Every line in the records below with the string "JSON" is to be copied out.

..........

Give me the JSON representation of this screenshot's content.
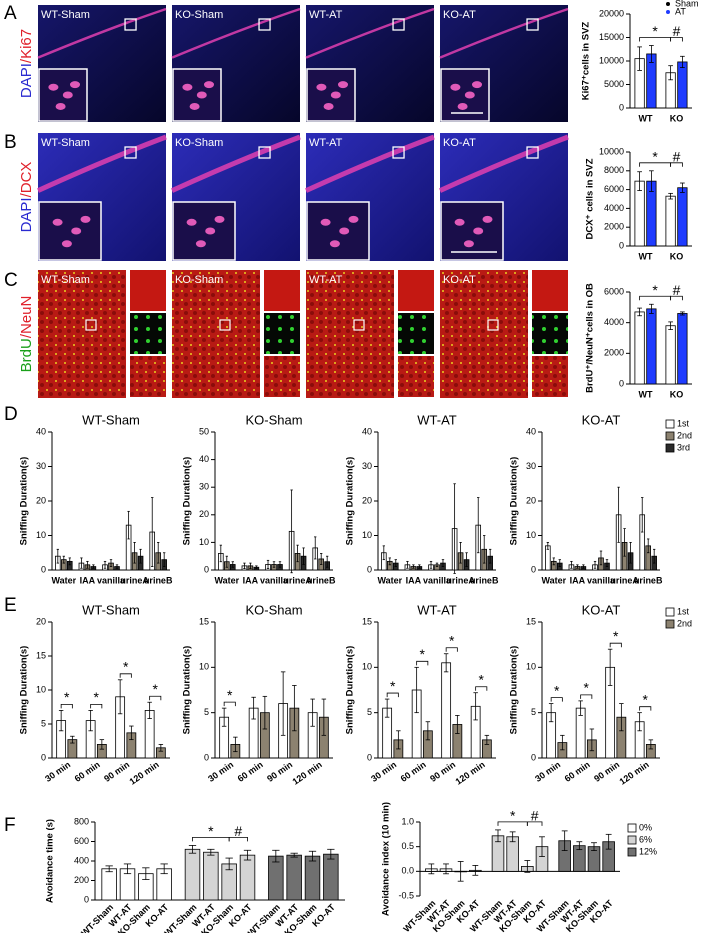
{
  "letters": [
    "A",
    "B",
    "C",
    "D",
    "E",
    "F"
  ],
  "image_panels": {
    "groups": [
      "WT-Sham",
      "KO-Sham",
      "WT-AT",
      "KO-AT"
    ],
    "rows": [
      {
        "stain": [
          {
            "text": "DAPI",
            "color": "#2a2ad0"
          },
          {
            "text": "/Ki67",
            "color": "#e0202a"
          }
        ]
      },
      {
        "stain": [
          {
            "text": "DAPI",
            "color": "#2a2ad0"
          },
          {
            "text": "/DCX",
            "color": "#e0202a"
          }
        ]
      },
      {
        "stain": [
          {
            "text": "BrdU",
            "color": "#1aa01a"
          },
          {
            "text": "/NeuN",
            "color": "#e0202a"
          }
        ]
      }
    ]
  },
  "chart_data": [
    {
      "type": "bar",
      "y_label": "Ki67⁺cells in SVZ",
      "categories": [
        "WT",
        "KO"
      ],
      "series": [
        {
          "name": "Sham",
          "color": "#ffffff",
          "values": [
            10500,
            7500
          ],
          "errors": [
            2500,
            1500
          ]
        },
        {
          "name": "AT",
          "color": "#1f3cff",
          "values": [
            11500,
            9800
          ],
          "errors": [
            1800,
            1200
          ]
        }
      ],
      "ylim": [
        0,
        20000
      ],
      "yticks": [
        0,
        5000,
        10000,
        15000,
        20000
      ],
      "annotations": [
        "*",
        "#"
      ]
    },
    {
      "type": "bar",
      "y_label": "DCX⁺ cells in SVZ",
      "categories": [
        "WT",
        "KO"
      ],
      "series": [
        {
          "color": "#ffffff",
          "values": [
            6900,
            5300
          ],
          "errors": [
            1000,
            300
          ]
        },
        {
          "color": "#1f3cff",
          "values": [
            6900,
            6200
          ],
          "errors": [
            1100,
            500
          ]
        }
      ],
      "ylim": [
        0,
        10000
      ],
      "yticks": [
        0,
        2000,
        4000,
        6000,
        8000,
        10000
      ],
      "annotations": [
        "*",
        "#"
      ]
    },
    {
      "type": "bar",
      "y_label": "BrdU⁺/NeuN⁺cells in OB",
      "categories": [
        "WT",
        "KO"
      ],
      "series": [
        {
          "color": "#ffffff",
          "values": [
            4700,
            3800
          ],
          "errors": [
            250,
            250
          ]
        },
        {
          "color": "#1f3cff",
          "values": [
            4900,
            4600
          ],
          "errors": [
            300,
            100
          ]
        }
      ],
      "ylim": [
        0,
        6000
      ],
      "yticks": [
        0,
        2000,
        4000,
        6000
      ],
      "annotations": [
        "*",
        "#"
      ]
    },
    {
      "type": "bar",
      "title": "WT-Sham",
      "y_label": "Sniffing Duration(s)",
      "categories": [
        "Water",
        "IAA",
        "vanilla",
        "urineA",
        "urineB"
      ],
      "series": [
        {
          "color": "#ffffff",
          "values": [
            4,
            2,
            1.5,
            13,
            11
          ],
          "errors": [
            2,
            1.5,
            1,
            4,
            10
          ]
        },
        {
          "color": "#8c8270",
          "values": [
            3,
            1.5,
            2,
            5,
            5
          ],
          "errors": [
            1,
            1,
            1,
            3,
            3
          ]
        },
        {
          "color": "#2a2a2a",
          "values": [
            2.5,
            1,
            1,
            4,
            3
          ],
          "errors": [
            1,
            0.5,
            0.5,
            2,
            2
          ]
        }
      ],
      "ylim": [
        0,
        40
      ],
      "yticks": [
        0,
        10,
        20,
        30,
        40
      ]
    },
    {
      "type": "bar",
      "title": "KO-Sham",
      "y_label": "Sniffing Duration(s)",
      "categories": [
        "Water",
        "IAA",
        "vanilla",
        "urineA",
        "urineB"
      ],
      "series": [
        {
          "color": "#ffffff",
          "values": [
            6,
            1.5,
            2,
            14,
            8
          ],
          "errors": [
            3,
            1,
            1.5,
            15,
            4
          ]
        },
        {
          "color": "#8c8270",
          "values": [
            3,
            1.5,
            2,
            6,
            4
          ],
          "errors": [
            2,
            1,
            1,
            3,
            2
          ]
        },
        {
          "color": "#2a2a2a",
          "values": [
            2,
            1,
            2,
            5,
            3
          ],
          "errors": [
            1,
            0.5,
            1,
            3,
            2
          ]
        }
      ],
      "ylim": [
        0,
        50
      ],
      "yticks": [
        0,
        10,
        20,
        30,
        40,
        50
      ]
    },
    {
      "type": "bar",
      "title": "WT-AT",
      "y_label": "Sniffing Duration(s)",
      "categories": [
        "Water",
        "IAA",
        "vanilla",
        "urineA",
        "urineB"
      ],
      "series": [
        {
          "color": "#ffffff",
          "values": [
            5,
            1.5,
            1.5,
            12,
            13
          ],
          "errors": [
            2,
            1,
            1,
            13,
            8
          ]
        },
        {
          "color": "#8c8270",
          "values": [
            2.5,
            1,
            1.5,
            5,
            6
          ],
          "errors": [
            1,
            0.5,
            0.5,
            3,
            4
          ]
        },
        {
          "color": "#2a2a2a",
          "values": [
            2,
            1,
            2,
            3,
            4
          ],
          "errors": [
            1,
            0.5,
            1,
            2,
            2
          ]
        }
      ],
      "ylim": [
        0,
        40
      ],
      "yticks": [
        0,
        10,
        20,
        30,
        40
      ]
    },
    {
      "type": "bar",
      "title": "KO-AT",
      "y_label": "Sniffing Duration(s)",
      "categories": [
        "Water",
        "IAA",
        "vanilla",
        "urineA",
        "urineB"
      ],
      "series": [
        {
          "name": "1st",
          "color": "#ffffff",
          "values": [
            7,
            1.5,
            1.5,
            16,
            16
          ],
          "errors": [
            1,
            1,
            1,
            8,
            5
          ]
        },
        {
          "name": "2nd",
          "color": "#8c8270",
          "values": [
            2.5,
            1,
            3.5,
            8,
            7
          ],
          "errors": [
            1,
            0.5,
            2,
            4,
            2
          ]
        },
        {
          "name": "3rd",
          "color": "#2a2a2a",
          "values": [
            2,
            1,
            2,
            5,
            4
          ],
          "errors": [
            1,
            0.5,
            1,
            3,
            2
          ]
        }
      ],
      "ylim": [
        0,
        40
      ],
      "yticks": [
        0,
        10,
        20,
        30,
        40
      ]
    },
    {
      "type": "bar",
      "title": "WT-Sham",
      "y_label": "Sniffing Duration(s)",
      "categories": [
        "30 min",
        "60 min",
        "90 min",
        "120 min"
      ],
      "series": [
        {
          "color": "#ffffff",
          "values": [
            5.5,
            5.5,
            9,
            7
          ],
          "errors": [
            1.5,
            1.5,
            2.5,
            1.2
          ]
        },
        {
          "color": "#8c8270",
          "values": [
            2.7,
            2,
            3.7,
            1.5
          ],
          "errors": [
            0.5,
            0.7,
            1,
            0.5
          ]
        }
      ],
      "ylim": [
        0,
        20
      ],
      "yticks": [
        0,
        5,
        10,
        15,
        20
      ],
      "significance": [
        "*",
        "*",
        "*",
        "*"
      ]
    },
    {
      "type": "bar",
      "title": "KO-Sham",
      "y_label": "Sniffing Duration(s)",
      "categories": [
        "30 min",
        "60 min",
        "90 min",
        "120 min"
      ],
      "series": [
        {
          "color": "#ffffff",
          "values": [
            4.5,
            5.5,
            6,
            5
          ],
          "errors": [
            1,
            1.2,
            3.5,
            1.5
          ]
        },
        {
          "color": "#8c8270",
          "values": [
            1.5,
            5,
            5.5,
            4.5
          ],
          "errors": [
            0.8,
            1.8,
            2.5,
            2
          ]
        }
      ],
      "ylim": [
        0,
        15
      ],
      "yticks": [
        0,
        5,
        10,
        15
      ],
      "significance": [
        "*",
        null,
        null,
        null
      ]
    },
    {
      "type": "bar",
      "title": "WT-AT",
      "y_label": "Sniffing Duration(s)",
      "categories": [
        "30 min",
        "60 min",
        "90 min",
        "120 min"
      ],
      "series": [
        {
          "color": "#ffffff",
          "values": [
            5.5,
            7.5,
            10.5,
            5.7
          ],
          "errors": [
            1,
            2.5,
            1,
            1.5
          ]
        },
        {
          "color": "#8c8270",
          "values": [
            2,
            3,
            3.7,
            2
          ],
          "errors": [
            1,
            1,
            1,
            0.5
          ]
        }
      ],
      "ylim": [
        0,
        15
      ],
      "yticks": [
        0,
        5,
        10,
        15
      ],
      "significance": [
        "*",
        "*",
        "*",
        "*"
      ]
    },
    {
      "type": "bar",
      "title": "KO-AT",
      "y_label": "Sniffing Duration(s)",
      "categories": [
        "30 min",
        "60 min",
        "90 min",
        "120 min"
      ],
      "series": [
        {
          "name": "1st",
          "color": "#ffffff",
          "values": [
            5,
            5.5,
            10,
            4
          ],
          "errors": [
            1,
            0.8,
            2,
            1
          ]
        },
        {
          "name": "2nd",
          "color": "#8c8270",
          "values": [
            1.7,
            2,
            4.5,
            1.5
          ],
          "errors": [
            0.8,
            1.2,
            1.5,
            0.5
          ]
        }
      ],
      "ylim": [
        0,
        15
      ],
      "yticks": [
        0,
        5,
        10,
        15
      ],
      "significance": [
        "*",
        "*",
        "*",
        "*"
      ]
    },
    {
      "type": "bar",
      "y_label": "Avoidance time (s)",
      "categories": [
        "WT-Sham",
        "WT-AT",
        "KO-Sham",
        "KO-AT"
      ],
      "series": [
        {
          "color": "#ffffff",
          "values": [
            320,
            320,
            270,
            320
          ],
          "errors": [
            30,
            50,
            60,
            50
          ]
        },
        {
          "color": "#d4d4d4",
          "values": [
            520,
            490,
            370,
            460
          ],
          "errors": [
            40,
            30,
            60,
            50
          ]
        },
        {
          "color": "#707070",
          "values": [
            450,
            460,
            450,
            470
          ],
          "errors": [
            60,
            20,
            50,
            50
          ]
        }
      ],
      "ylim": [
        0,
        800
      ],
      "yticks": [
        0,
        200,
        400,
        600,
        800
      ],
      "annotations": [
        "*",
        "#"
      ]
    },
    {
      "type": "bar",
      "y_label": "Avoidance index (10 min)",
      "categories": [
        "WT-Sham",
        "WT-AT",
        "KO-Sham",
        "KO-AT"
      ],
      "series": [
        {
          "name": "0%",
          "color": "#ffffff",
          "values": [
            0.05,
            0.05,
            0,
            0.02
          ],
          "errors": [
            0.1,
            0.1,
            0.2,
            0.1
          ]
        },
        {
          "name": "6%",
          "color": "#d4d4d4",
          "values": [
            0.72,
            0.7,
            0.1,
            0.5
          ],
          "errors": [
            0.12,
            0.1,
            0.12,
            0.2
          ]
        },
        {
          "name": "12%",
          "color": "#707070",
          "values": [
            0.62,
            0.52,
            0.5,
            0.6
          ],
          "errors": [
            0.2,
            0.08,
            0.08,
            0.15
          ]
        }
      ],
      "ylim": [
        -0.5,
        1.0
      ],
      "yticks": [
        -0.5,
        {
          "value": 0,
          "label": "0.0"
        },
        0.5,
        {
          "value": 1,
          "label": "1.0"
        }
      ],
      "annotations": [
        "*",
        "#"
      ]
    }
  ]
}
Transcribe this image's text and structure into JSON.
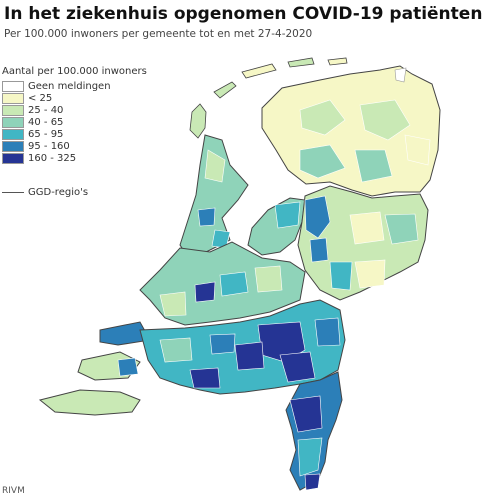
{
  "title": "In het ziekenhuis opgenomen COVID-19 patiënten",
  "subtitle": "Per 100.000 inwoners per gemeente tot en met 27-4-2020",
  "legend": {
    "title": "Aantal per 100.000 inwoners",
    "items": [
      {
        "label": "Geen meldingen",
        "color": "#ffffff"
      },
      {
        "label": "< 25",
        "color": "#f6f7c6"
      },
      {
        "label": "25 - 40",
        "color": "#c9e9b5"
      },
      {
        "label": "40 - 65",
        "color": "#8fd3b9"
      },
      {
        "label": "65 - 95",
        "color": "#41b6c4"
      },
      {
        "label": "95 - 160",
        "color": "#2c7fb8"
      },
      {
        "label": "160 - 325",
        "color": "#253494"
      }
    ],
    "region_line_label": "GGD-regio's"
  },
  "source": "RIVM",
  "colors": {
    "water": "#ffffff",
    "border": "#444444",
    "municipality_border": "#ffffff"
  }
}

..........

SOLUTION TO THIS TASK:
Give me the JSON representation of this screenshot's content.
Transcribe this image's text and structure into JSON.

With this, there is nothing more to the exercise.